--- RECORD SET ---

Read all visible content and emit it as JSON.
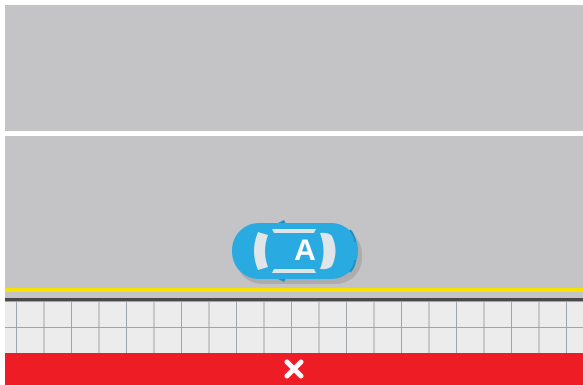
{
  "scene": {
    "colors": {
      "road": "#c4c4c6",
      "lane_marking": "#ffffff",
      "curb_line": "#f6e100",
      "sidewalk": "#ececec",
      "sidewalk_grid": "#9fa5a8",
      "cancel_bar": "#ee1c24",
      "car_body": "#29aae1"
    }
  },
  "car": {
    "label": "A",
    "icon": "car-icon",
    "facing": "right"
  },
  "cancel": {
    "icon": "close-icon"
  }
}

---

#### [TASK TO COMPLETE]
All the lines above are to be given again exactly as they read, with the pictures removed.

#### [RESULT OF THE EXERCISE]
Read all visible content and emit it as JSON.
{
  "scene": {
    "colors": {
      "road": "#c4c4c6",
      "lane_marking": "#ffffff",
      "curb_line": "#f6e100",
      "sidewalk": "#ececec",
      "sidewalk_grid": "#9fa5a8",
      "cancel_bar": "#ee1c24",
      "car_body": "#29aae1"
    }
  },
  "car": {
    "label": "A",
    "icon": "car-icon",
    "facing": "right"
  },
  "cancel": {
    "icon": "close-icon"
  }
}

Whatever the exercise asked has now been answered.